Exercise prompt – Output word for word the lines from the one with "Output the text content of this document." to the final line of the data, both ends included, but skip the pictures.

Dataset records –
===
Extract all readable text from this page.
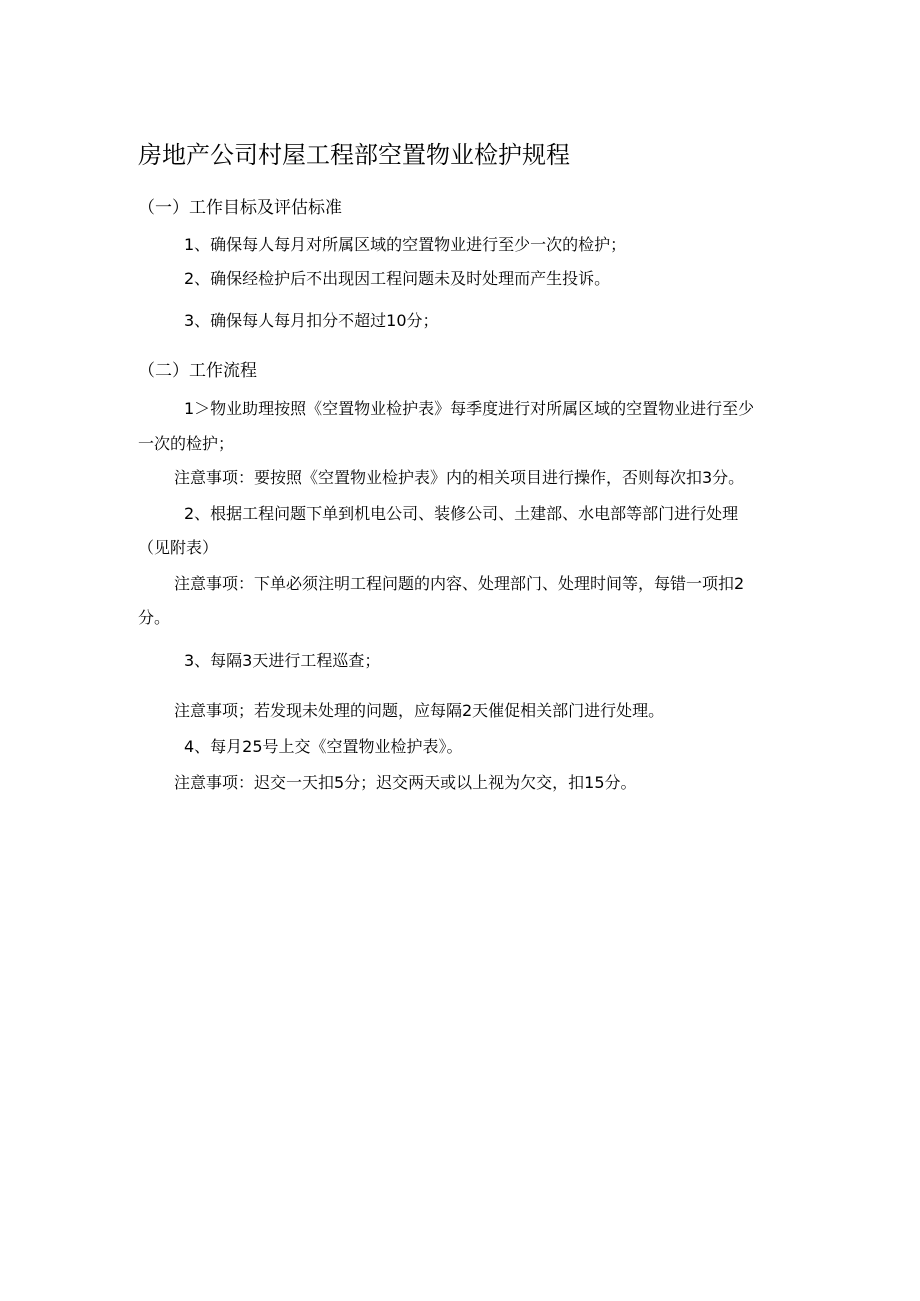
房地产公司村屋工程部空置物业检护规程
（一）工作目标及评估标准
1、确保每人每月对所属区域的空置物业进行至少一次的检护；
2、确保经检护后不出现因工程问题未及时处理而产生投诉。
3、确保每人每月扣分不超过10分；
（二）工作流程
1＞物业助理按照《空置物业检护表》每季度进行对所属区域的空置物业进行至少
一次的检护；
注意事项：要按照《空置物业检护表》内的相关项目进行操作，否则每次扣3分。
2、根据工程问题下单到机电公司、装修公司、土建部、水电部等部门进行处理
（见附表）
注意事项：下单必须注明工程问题的内容、处理部门、处理时间等，每错一项扣2
分。
3、每隔3天进行工程巡查；
注意事项；若发现未处理的问题，应每隔2天催促相关部门进行处理。
4、每月25号上交《空置物业检护表》。
注意事项：迟交一天扣5分；迟交两天或以上视为欠交，扣15分。
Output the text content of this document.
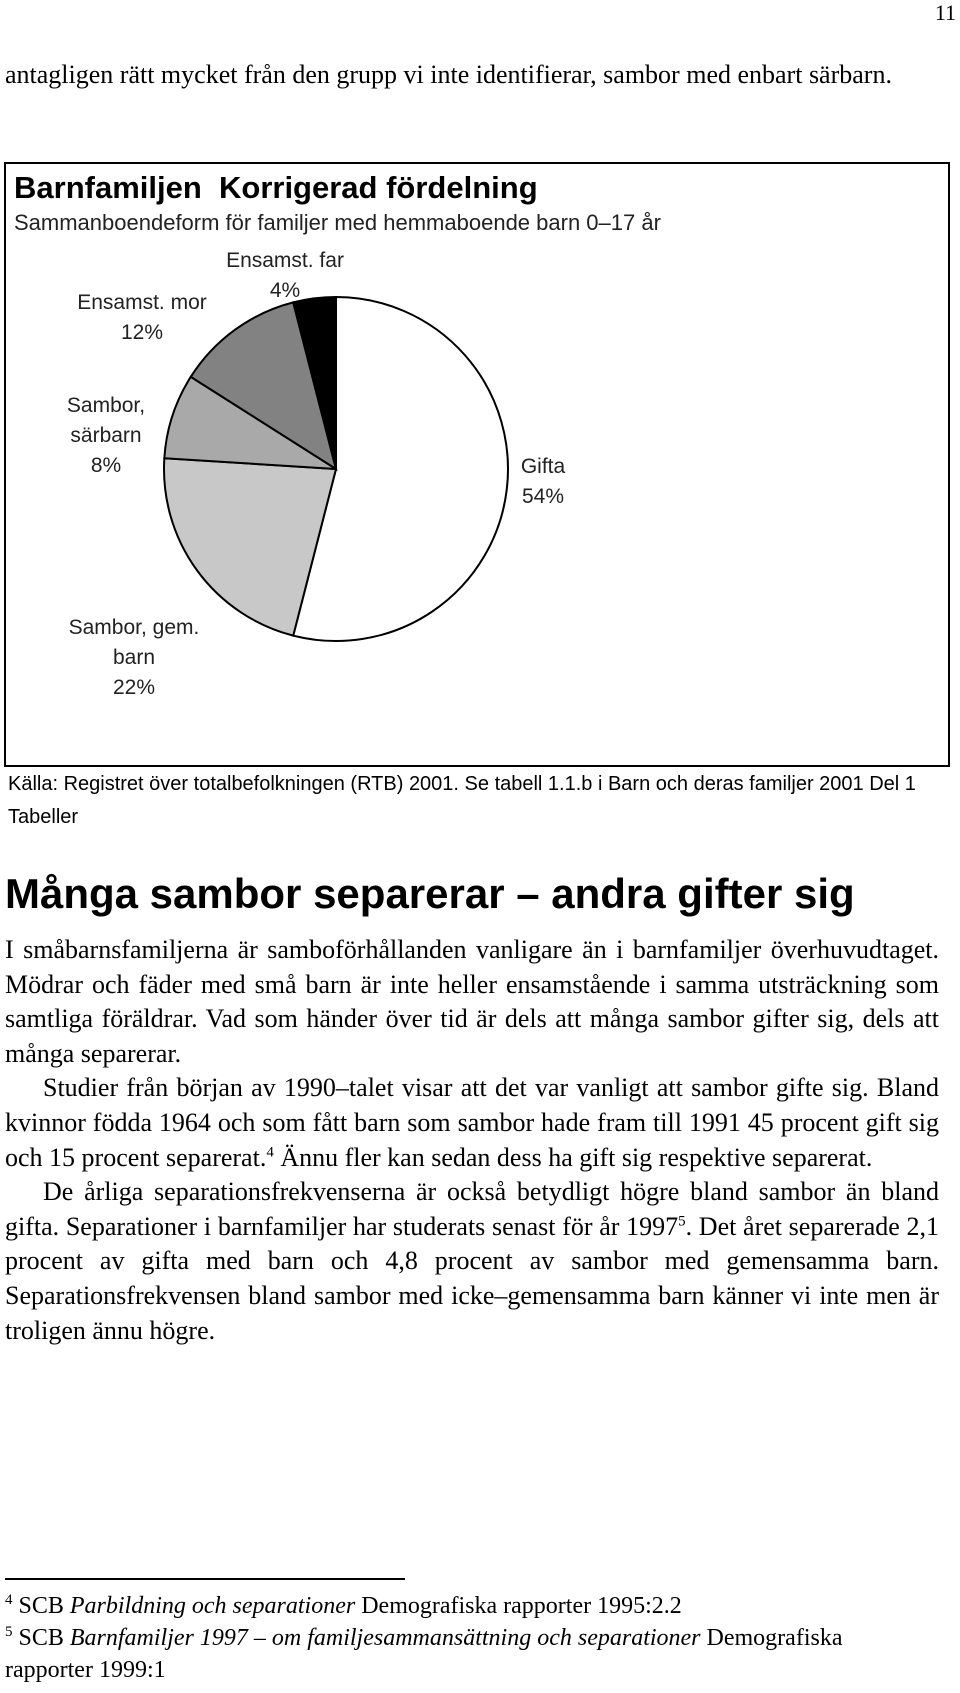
11

antagligen rätt mycket från den grupp vi inte identifierar, sambor med enbart särbarn.

Barnfamiljen  Korrigerad fördelning
Sammanboendeform för familjer med hemmaboende barn 0–17 år
Gifta
54%
Sambor, gem.
barn
22%
Sambor,
särbarn
8%
Ensamst. mor
12%
Ensamst. far
4%
Källa: Registret över totalbefolkningen (RTB) 2001. Se tabell 1.1.b i Barn och deras familjer 2001 Del 1 Tabeller
Många sambor separerar – andra gifter sig

I småbarnsfamiljerna är samboförhållanden vanligare än i barnfamiljer överhuvudtaget. Mödrar och fäder med små barn är inte heller ensamstående i samma utsträckning som samtliga föräldrar. Vad som händer över tid är dels att många sambor gifter sig, dels att många separerar.

Studier från början av 1990–talet visar att det var vanligt att sambor gifte sig. Bland kvinnor födda 1964 och som fått barn som sambor hade fram till 1991 45 procent gift sig och 15 procent separerat.$^4$ Ännu fler kan sedan dess ha gift sig respektive separerat.

De årliga separationsfrekvenserna är också betydligt högre bland sambor än bland gifta. Separationer i barnfamiljer har studerats senast för år 1997$^5$. Det året separerade 2,1 procent av gifta med barn och 4,8 procent av sambor med gemensamma barn. Separationsfrekvensen bland sambor med icke–gemensamma barn känner vi inte men är troligen ännu högre.

$^4$ SCB Parbildning och separationer Demografiska rapporter 1995:2.2
$^5$ SCB Barnfamiljer 1997 – om familjesammansättning och separationer Demografiska rapporter 1999:1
===
Answer to this problem –
Output the text content of this document.
11

antagligen rätt mycket från den grupp vi inte identifierar, sambor med enbart särbarn.

Barnfamiljen  Korrigerad fördelning
Sammanboendeform för familjer med hemmaboende barn 0–17 år
Gifta
54%
Sambor, gem.
barn
22%
Sambor,
särbarn
8%
Ensamst. mor
12%
Ensamst. far
4%
Källa: Registret över totalbefolkningen (RTB) 2001. Se tabell 1.1.b i Barn och deras familjer 2001 Del 1 Tabeller
Många sambor separerar – andra gifter sig

I småbarnsfamiljerna är samboförhållanden vanligare än i barnfamiljer överhuvudtaget. Mödrar och fäder med små barn är inte heller ensamstående i samma utsträckning som samtliga föräldrar. Vad som händer över tid är dels att många sambor gifter sig, dels att många separerar.

Studier från början av 1990–talet visar att det var vanligt att sambor gifte sig. Bland kvinnor födda 1964 och som fått barn som sambor hade fram till 1991 45 procent gift sig och 15 procent separerat.$^4$ Ännu fler kan sedan dess ha gift sig respektive separerat.

De årliga separationsfrekvenserna är också betydligt högre bland sambor än bland gifta. Separationer i barnfamiljer har studerats senast för år 1997$^5$. Det året separerade 2,1 procent av gifta med barn och 4,8 procent av sambor med gemensamma barn. Separationsfrekvensen bland sambor med icke–gemensamma barn känner vi inte men är troligen ännu högre.

$^4$ SCB Parbildning och separationer Demografiska rapporter 1995:2.2
$^5$ SCB Barnfamiljer 1997 – om familjesammansättning och separationer Demografiska rapporter 1999:1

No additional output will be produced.